Gather all lines containing the string "California" and copy them out.

## start Material shown

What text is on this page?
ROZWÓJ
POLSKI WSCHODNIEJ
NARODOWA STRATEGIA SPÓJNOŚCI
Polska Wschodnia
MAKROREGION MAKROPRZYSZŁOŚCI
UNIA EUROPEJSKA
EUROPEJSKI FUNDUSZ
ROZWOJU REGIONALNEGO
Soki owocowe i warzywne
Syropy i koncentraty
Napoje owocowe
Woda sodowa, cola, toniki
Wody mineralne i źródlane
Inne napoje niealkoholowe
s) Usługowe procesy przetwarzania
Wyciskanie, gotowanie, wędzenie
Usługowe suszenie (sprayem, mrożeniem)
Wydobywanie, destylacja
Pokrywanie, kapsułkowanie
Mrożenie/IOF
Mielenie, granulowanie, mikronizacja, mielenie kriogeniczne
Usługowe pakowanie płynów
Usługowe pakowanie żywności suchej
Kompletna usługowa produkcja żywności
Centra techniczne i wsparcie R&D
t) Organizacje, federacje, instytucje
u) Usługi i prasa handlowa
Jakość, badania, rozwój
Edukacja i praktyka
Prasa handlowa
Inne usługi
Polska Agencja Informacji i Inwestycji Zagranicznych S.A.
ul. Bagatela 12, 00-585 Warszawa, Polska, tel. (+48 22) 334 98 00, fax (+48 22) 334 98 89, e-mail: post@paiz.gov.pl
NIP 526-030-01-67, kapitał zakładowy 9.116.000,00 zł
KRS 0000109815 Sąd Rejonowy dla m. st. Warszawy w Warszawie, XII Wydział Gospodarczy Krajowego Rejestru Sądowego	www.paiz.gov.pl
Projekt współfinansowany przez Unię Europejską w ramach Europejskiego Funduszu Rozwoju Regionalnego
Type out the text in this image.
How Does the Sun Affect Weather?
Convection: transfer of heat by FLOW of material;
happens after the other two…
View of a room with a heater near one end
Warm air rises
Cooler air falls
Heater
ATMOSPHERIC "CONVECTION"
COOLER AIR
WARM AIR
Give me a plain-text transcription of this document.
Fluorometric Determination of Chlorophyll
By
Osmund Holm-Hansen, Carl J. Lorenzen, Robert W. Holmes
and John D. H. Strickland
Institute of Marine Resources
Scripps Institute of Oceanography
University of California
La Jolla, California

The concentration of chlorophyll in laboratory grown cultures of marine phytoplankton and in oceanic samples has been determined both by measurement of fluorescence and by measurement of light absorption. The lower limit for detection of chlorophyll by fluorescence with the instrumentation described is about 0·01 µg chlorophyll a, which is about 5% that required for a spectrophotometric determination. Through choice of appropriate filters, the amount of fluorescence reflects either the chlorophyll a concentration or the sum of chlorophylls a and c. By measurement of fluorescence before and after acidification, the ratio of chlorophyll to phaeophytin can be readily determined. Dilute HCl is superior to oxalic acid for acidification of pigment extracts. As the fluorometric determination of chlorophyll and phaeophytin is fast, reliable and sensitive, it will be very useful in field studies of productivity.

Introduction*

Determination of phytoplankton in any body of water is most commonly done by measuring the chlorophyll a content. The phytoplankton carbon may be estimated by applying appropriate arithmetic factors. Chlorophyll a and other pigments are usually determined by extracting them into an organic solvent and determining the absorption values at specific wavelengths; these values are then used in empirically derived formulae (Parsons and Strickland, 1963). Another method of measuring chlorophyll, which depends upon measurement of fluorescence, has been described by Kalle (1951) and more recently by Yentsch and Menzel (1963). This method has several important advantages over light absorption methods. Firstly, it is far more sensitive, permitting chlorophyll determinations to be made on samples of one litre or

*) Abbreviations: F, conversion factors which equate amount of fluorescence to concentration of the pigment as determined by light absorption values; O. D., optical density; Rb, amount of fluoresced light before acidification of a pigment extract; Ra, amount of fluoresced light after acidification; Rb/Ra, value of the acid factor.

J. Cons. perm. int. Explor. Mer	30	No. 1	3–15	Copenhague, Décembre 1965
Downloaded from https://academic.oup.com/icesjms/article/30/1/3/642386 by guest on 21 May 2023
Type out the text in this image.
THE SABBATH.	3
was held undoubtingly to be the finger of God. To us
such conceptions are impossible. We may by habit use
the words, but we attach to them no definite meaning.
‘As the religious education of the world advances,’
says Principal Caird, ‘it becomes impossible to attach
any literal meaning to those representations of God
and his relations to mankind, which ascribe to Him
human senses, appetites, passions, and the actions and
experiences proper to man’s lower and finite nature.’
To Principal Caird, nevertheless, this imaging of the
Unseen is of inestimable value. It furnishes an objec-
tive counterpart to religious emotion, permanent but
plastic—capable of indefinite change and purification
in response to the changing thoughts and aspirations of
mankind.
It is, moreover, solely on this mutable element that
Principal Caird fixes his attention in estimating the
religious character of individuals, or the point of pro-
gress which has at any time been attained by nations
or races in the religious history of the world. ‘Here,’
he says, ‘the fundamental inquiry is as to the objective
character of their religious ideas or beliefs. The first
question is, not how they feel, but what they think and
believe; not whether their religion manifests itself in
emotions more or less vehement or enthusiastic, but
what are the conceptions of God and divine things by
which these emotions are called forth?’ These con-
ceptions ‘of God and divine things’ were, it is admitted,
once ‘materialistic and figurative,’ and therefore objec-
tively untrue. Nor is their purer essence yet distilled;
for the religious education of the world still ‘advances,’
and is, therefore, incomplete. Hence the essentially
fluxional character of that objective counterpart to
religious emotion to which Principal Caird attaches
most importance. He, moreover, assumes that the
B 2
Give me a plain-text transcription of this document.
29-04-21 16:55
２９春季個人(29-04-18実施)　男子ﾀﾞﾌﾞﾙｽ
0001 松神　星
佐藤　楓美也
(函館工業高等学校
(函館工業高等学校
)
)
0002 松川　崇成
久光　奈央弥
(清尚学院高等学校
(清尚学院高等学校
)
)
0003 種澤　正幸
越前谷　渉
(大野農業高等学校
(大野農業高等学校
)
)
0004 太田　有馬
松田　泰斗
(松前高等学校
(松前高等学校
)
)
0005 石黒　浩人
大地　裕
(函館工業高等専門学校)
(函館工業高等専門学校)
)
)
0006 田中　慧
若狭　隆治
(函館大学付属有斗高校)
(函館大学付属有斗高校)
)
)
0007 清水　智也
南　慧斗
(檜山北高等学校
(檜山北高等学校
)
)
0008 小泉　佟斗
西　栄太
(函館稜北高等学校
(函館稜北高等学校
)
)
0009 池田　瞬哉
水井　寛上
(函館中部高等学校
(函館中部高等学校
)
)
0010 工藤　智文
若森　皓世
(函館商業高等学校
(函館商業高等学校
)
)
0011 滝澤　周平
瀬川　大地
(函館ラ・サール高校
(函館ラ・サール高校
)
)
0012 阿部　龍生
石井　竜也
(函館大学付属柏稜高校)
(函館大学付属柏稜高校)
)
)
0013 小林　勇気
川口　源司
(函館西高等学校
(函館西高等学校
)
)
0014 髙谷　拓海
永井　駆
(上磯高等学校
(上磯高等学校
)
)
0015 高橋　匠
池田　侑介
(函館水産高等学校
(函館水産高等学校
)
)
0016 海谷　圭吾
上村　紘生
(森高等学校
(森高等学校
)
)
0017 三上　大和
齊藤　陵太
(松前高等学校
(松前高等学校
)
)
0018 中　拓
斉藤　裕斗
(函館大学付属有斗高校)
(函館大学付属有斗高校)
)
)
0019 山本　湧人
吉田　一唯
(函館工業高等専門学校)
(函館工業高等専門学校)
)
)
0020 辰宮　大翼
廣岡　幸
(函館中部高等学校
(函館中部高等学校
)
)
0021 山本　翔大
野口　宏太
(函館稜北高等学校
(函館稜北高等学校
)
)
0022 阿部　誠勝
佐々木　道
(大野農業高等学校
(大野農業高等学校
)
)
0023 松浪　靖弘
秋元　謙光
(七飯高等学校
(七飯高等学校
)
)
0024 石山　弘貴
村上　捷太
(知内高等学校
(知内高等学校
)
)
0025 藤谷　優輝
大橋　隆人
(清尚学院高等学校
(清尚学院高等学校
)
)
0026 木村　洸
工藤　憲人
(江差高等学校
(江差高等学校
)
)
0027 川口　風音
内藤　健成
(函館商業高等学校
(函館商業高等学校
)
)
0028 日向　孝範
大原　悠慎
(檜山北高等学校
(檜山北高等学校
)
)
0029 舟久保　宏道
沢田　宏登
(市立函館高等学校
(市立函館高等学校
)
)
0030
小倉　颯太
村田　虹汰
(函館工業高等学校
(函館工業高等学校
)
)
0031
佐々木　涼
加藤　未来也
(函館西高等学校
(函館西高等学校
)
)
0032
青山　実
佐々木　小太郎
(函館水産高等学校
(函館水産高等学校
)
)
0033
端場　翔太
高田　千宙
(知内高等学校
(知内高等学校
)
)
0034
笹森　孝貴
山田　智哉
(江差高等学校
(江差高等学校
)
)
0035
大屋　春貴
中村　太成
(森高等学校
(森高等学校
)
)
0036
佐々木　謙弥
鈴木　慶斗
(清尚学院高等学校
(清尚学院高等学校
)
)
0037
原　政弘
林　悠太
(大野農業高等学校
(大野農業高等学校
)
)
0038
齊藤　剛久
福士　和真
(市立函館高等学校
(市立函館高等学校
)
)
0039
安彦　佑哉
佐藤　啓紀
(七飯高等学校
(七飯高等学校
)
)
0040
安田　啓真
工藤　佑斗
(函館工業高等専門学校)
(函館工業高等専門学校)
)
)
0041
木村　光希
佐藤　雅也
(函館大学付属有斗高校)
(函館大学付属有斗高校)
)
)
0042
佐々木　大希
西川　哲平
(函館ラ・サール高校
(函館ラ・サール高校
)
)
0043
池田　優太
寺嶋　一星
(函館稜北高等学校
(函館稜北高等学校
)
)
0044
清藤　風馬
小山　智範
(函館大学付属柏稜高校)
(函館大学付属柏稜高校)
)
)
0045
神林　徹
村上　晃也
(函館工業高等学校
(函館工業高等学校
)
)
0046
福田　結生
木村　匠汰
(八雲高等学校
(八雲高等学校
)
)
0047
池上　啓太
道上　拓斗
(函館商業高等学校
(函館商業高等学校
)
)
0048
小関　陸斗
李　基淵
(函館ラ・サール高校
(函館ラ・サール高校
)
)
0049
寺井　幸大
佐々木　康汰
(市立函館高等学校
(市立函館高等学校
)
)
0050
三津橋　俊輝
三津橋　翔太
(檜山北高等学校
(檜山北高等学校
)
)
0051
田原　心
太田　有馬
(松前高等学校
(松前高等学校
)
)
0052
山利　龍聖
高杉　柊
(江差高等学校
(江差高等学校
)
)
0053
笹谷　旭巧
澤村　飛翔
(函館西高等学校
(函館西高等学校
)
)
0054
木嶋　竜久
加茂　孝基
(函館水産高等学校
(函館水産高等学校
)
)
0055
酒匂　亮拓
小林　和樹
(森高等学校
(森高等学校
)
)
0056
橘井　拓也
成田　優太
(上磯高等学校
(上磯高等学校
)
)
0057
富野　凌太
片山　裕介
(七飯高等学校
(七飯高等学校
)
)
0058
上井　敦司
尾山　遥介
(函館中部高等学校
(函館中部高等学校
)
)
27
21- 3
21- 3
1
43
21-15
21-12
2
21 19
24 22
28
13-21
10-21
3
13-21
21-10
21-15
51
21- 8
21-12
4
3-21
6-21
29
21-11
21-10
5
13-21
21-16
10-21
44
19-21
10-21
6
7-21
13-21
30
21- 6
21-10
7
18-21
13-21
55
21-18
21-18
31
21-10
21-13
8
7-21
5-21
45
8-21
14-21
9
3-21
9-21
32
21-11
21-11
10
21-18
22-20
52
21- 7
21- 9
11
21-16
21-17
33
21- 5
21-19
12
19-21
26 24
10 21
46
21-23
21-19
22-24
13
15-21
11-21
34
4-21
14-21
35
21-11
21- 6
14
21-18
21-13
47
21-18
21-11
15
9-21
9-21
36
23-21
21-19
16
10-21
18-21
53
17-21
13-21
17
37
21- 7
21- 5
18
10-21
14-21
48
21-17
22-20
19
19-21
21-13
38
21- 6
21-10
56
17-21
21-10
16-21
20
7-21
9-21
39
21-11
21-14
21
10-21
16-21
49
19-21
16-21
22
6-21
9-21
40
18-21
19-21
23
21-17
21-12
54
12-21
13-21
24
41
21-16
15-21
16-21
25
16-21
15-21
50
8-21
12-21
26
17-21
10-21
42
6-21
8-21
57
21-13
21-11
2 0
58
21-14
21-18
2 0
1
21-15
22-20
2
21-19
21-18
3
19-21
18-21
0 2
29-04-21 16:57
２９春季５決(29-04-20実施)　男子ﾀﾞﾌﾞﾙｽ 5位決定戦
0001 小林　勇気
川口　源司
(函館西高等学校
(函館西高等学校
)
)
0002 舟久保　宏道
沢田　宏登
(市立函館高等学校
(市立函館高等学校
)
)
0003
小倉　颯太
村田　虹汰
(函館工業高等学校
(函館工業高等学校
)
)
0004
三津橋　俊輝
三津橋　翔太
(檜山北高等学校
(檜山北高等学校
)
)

## end Material shown

Output below ▸
University of California
La Jolla, California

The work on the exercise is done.